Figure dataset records

—————

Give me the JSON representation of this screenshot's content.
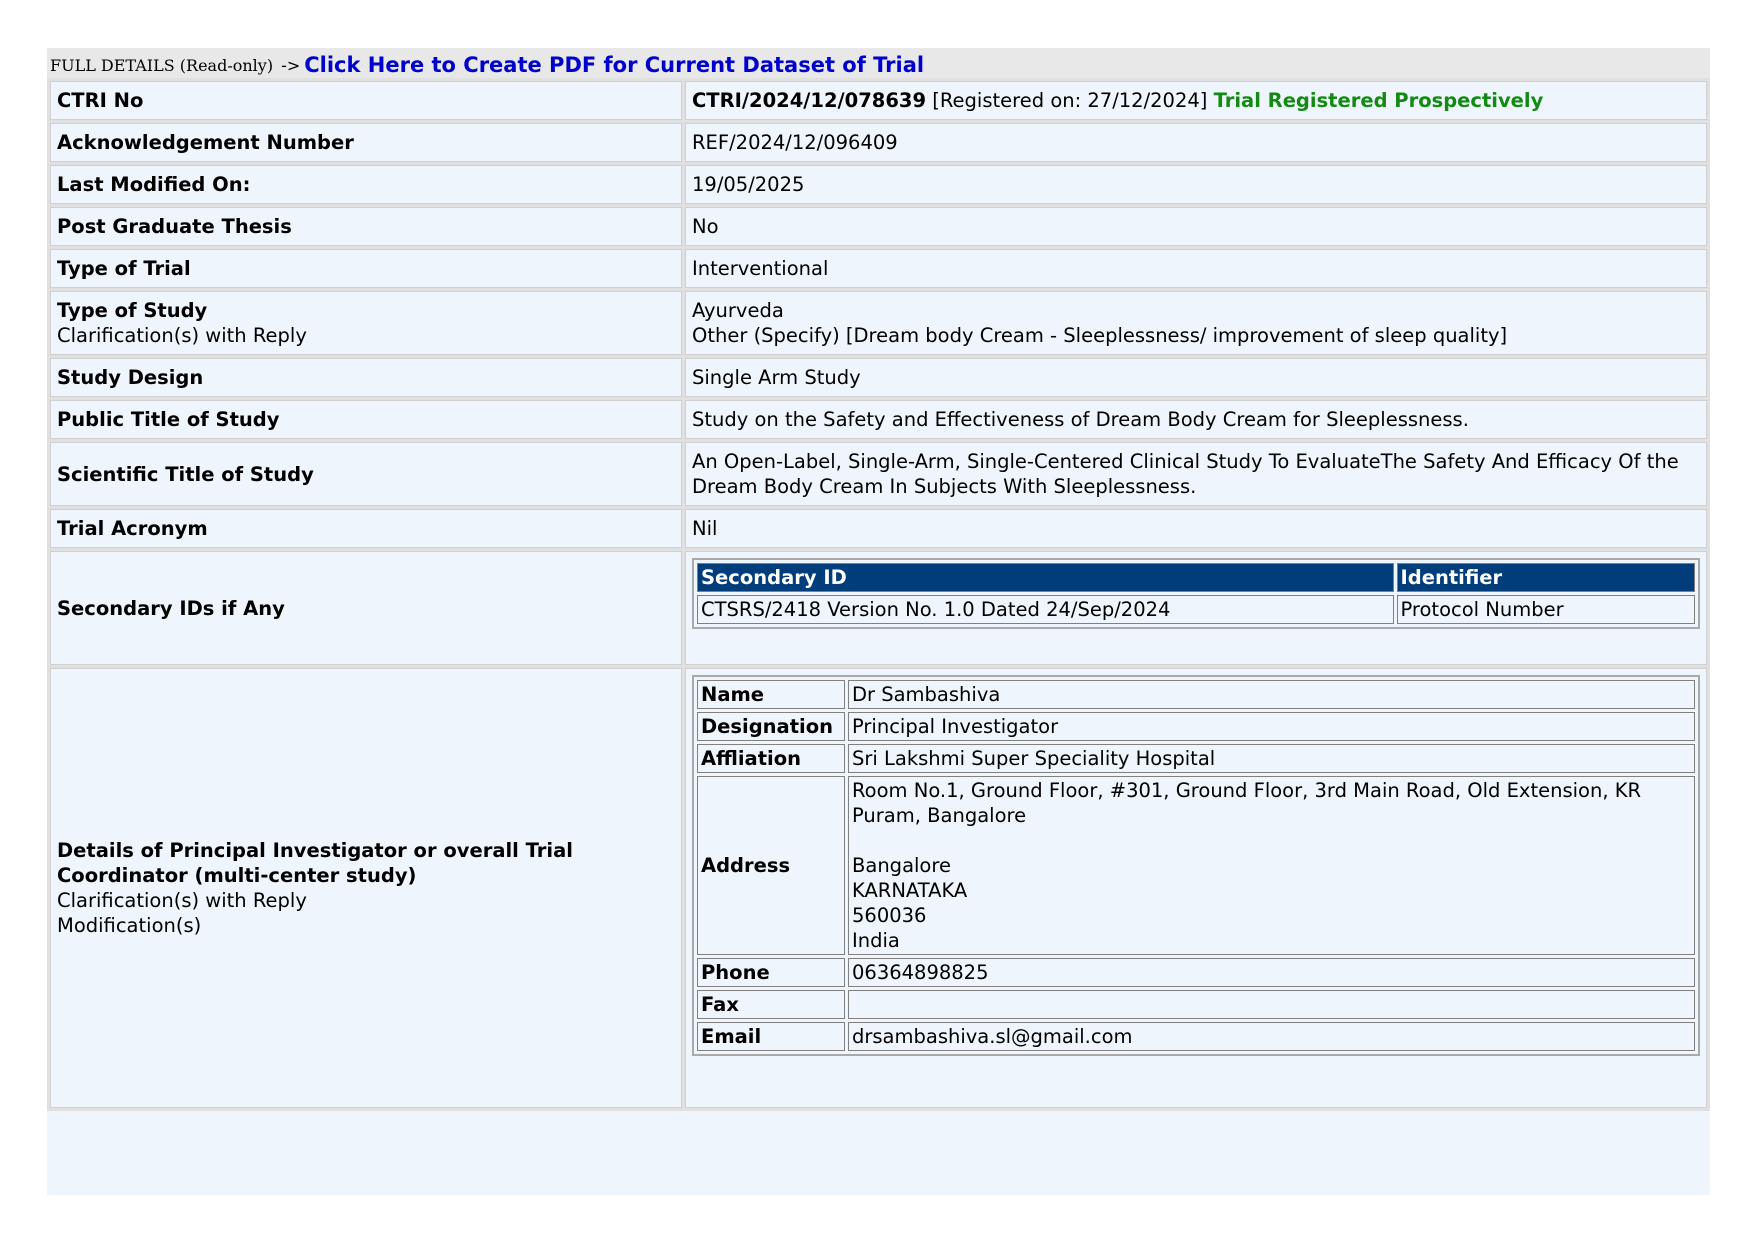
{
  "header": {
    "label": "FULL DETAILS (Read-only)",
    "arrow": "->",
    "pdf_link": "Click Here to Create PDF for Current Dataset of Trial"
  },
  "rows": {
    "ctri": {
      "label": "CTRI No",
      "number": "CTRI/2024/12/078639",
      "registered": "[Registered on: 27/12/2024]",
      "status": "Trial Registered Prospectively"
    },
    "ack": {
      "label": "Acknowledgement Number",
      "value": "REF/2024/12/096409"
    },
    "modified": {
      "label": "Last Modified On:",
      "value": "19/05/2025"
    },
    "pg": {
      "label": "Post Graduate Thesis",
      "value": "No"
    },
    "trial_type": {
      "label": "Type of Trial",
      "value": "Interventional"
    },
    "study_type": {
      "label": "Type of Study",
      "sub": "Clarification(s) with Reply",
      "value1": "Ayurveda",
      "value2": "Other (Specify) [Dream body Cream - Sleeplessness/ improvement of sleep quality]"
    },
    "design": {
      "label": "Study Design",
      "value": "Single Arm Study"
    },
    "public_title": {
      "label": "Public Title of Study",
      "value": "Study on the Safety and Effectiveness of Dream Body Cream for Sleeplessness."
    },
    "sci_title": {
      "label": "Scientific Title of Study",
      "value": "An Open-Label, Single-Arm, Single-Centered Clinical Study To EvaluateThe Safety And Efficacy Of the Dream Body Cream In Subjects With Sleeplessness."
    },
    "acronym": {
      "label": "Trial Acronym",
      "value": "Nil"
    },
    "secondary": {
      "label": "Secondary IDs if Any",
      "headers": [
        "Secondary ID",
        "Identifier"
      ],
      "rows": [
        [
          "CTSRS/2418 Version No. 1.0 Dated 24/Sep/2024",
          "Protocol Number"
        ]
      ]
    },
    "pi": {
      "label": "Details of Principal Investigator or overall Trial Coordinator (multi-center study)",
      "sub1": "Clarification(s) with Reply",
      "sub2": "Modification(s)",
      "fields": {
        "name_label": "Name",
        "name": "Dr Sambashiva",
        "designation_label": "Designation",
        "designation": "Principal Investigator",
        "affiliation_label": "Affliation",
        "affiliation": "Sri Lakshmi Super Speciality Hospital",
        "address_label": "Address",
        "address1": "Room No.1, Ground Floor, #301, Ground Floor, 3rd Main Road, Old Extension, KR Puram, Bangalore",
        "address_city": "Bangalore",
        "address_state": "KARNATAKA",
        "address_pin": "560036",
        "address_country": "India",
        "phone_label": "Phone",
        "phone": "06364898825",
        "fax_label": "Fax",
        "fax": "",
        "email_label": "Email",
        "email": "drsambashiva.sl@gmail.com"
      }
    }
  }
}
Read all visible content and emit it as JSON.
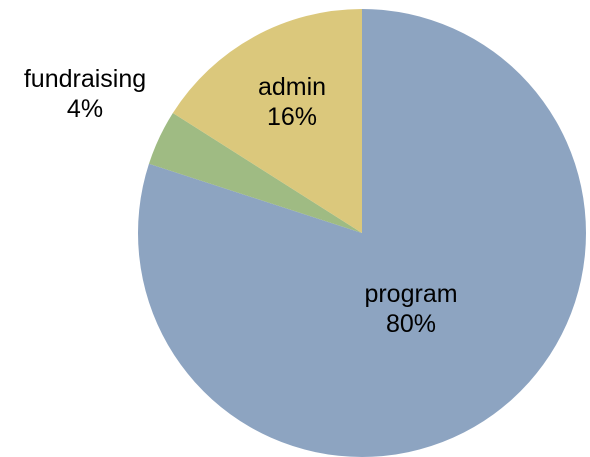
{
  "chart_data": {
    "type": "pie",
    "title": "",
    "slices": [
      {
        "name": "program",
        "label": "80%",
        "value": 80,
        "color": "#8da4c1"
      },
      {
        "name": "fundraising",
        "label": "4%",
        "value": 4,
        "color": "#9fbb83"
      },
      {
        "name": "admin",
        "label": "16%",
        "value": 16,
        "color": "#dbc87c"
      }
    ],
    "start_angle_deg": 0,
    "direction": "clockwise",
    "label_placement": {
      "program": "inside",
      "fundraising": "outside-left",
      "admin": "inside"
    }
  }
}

—————

TASK DIRECTIONS
Omitting all images, retype each line of the records precisely.

ANSWER BELOW
Give me the JSON representation of this screenshot's content.
{
  "header": {
    "label": "FULL DETAILS (Read-only)",
    "arrow": "->",
    "pdf_link": "Click Here to Create PDF for Current Dataset of Trial"
  },
  "rows": {
    "ctri": {
      "label": "CTRI No",
      "number": "CTRI/2024/12/078639",
      "registered": "[Registered on: 27/12/2024]",
      "status": "Trial Registered Prospectively"
    },
    "ack": {
      "label": "Acknowledgement Number",
      "value": "REF/2024/12/096409"
    },
    "modified": {
      "label": "Last Modified On:",
      "value": "19/05/2025"
    },
    "pg": {
      "label": "Post Graduate Thesis",
      "value": "No"
    },
    "trial_type": {
      "label": "Type of Trial",
      "value": "Interventional"
    },
    "study_type": {
      "label": "Type of Study",
      "sub": "Clarification(s) with Reply",
      "value1": "Ayurveda",
      "value2": "Other (Specify) [Dream body Cream - Sleeplessness/ improvement of sleep quality]"
    },
    "design": {
      "label": "Study Design",
      "value": "Single Arm Study"
    },
    "public_title": {
      "label": "Public Title of Study",
      "value": "Study on the Safety and Effectiveness of Dream Body Cream for Sleeplessness."
    },
    "sci_title": {
      "label": "Scientific Title of Study",
      "value": "An Open-Label, Single-Arm, Single-Centered Clinical Study To EvaluateThe Safety And Efficacy Of the Dream Body Cream In Subjects With Sleeplessness."
    },
    "acronym": {
      "label": "Trial Acronym",
      "value": "Nil"
    },
    "secondary": {
      "label": "Secondary IDs if Any",
      "headers": [
        "Secondary ID",
        "Identifier"
      ],
      "rows": [
        [
          "CTSRS/2418 Version No. 1.0 Dated 24/Sep/2024",
          "Protocol Number"
        ]
      ]
    },
    "pi": {
      "label": "Details of Principal Investigator or overall Trial Coordinator (multi-center study)",
      "sub1": "Clarification(s) with Reply",
      "sub2": "Modification(s)",
      "fields": {
        "name_label": "Name",
        "name": "Dr Sambashiva",
        "designation_label": "Designation",
        "designation": "Principal Investigator",
        "affiliation_label": "Affliation",
        "affiliation": "Sri Lakshmi Super Speciality Hospital",
        "address_label": "Address",
        "address1": "Room No.1, Ground Floor, #301, Ground Floor, 3rd Main Road, Old Extension, KR Puram, Bangalore",
        "address_city": "Bangalore",
        "address_state": "KARNATAKA",
        "address_pin": "560036",
        "address_country": "India",
        "phone_label": "Phone",
        "phone": "06364898825",
        "fax_label": "Fax",
        "fax": "",
        "email_label": "Email",
        "email": "drsambashiva.sl@gmail.com"
      }
    }
  }
}
Read all visible content and emit it as JSON.
{
  "chart_data": {
    "type": "pie",
    "title": "",
    "slices": [
      {
        "name": "program",
        "label": "80%",
        "value": 80,
        "color": "#8da4c1"
      },
      {
        "name": "fundraising",
        "label": "4%",
        "value": 4,
        "color": "#9fbb83"
      },
      {
        "name": "admin",
        "label": "16%",
        "value": 16,
        "color": "#dbc87c"
      }
    ],
    "start_angle_deg": 0,
    "direction": "clockwise",
    "label_placement": {
      "program": "inside",
      "fundraising": "outside-left",
      "admin": "inside"
    }
  }
}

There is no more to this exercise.